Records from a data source
--------------------------------

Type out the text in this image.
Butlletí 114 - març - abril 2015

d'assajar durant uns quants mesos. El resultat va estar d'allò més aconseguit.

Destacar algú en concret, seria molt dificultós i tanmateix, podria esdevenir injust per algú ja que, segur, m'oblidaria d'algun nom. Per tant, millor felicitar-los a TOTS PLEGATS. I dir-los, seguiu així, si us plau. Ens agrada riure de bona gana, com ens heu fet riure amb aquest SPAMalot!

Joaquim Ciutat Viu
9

--------------------------------

= WORK TO BE COMPLETED =
Repeat the data verbatim.

= TASK RESPONSE =
Type out the text in this image.
Butlletí 114 - març - abril 2015

d'assajar durant uns quants mesos. El resultat va estar d'allò més aconseguit.

Destacar algú en concret, seria molt dificultós i tanmateix, podria esdevenir injust per algú ja que, segur, m'oblidaria d'algun nom. Per tant, millor felicitar-los a TOTS PLEGATS. I dir-los, seguiu així, si us plau. Ens agrada riure de bona gana, com ens heu fet riure amb aquest SPAMalot!

Joaquim Ciutat Viu
9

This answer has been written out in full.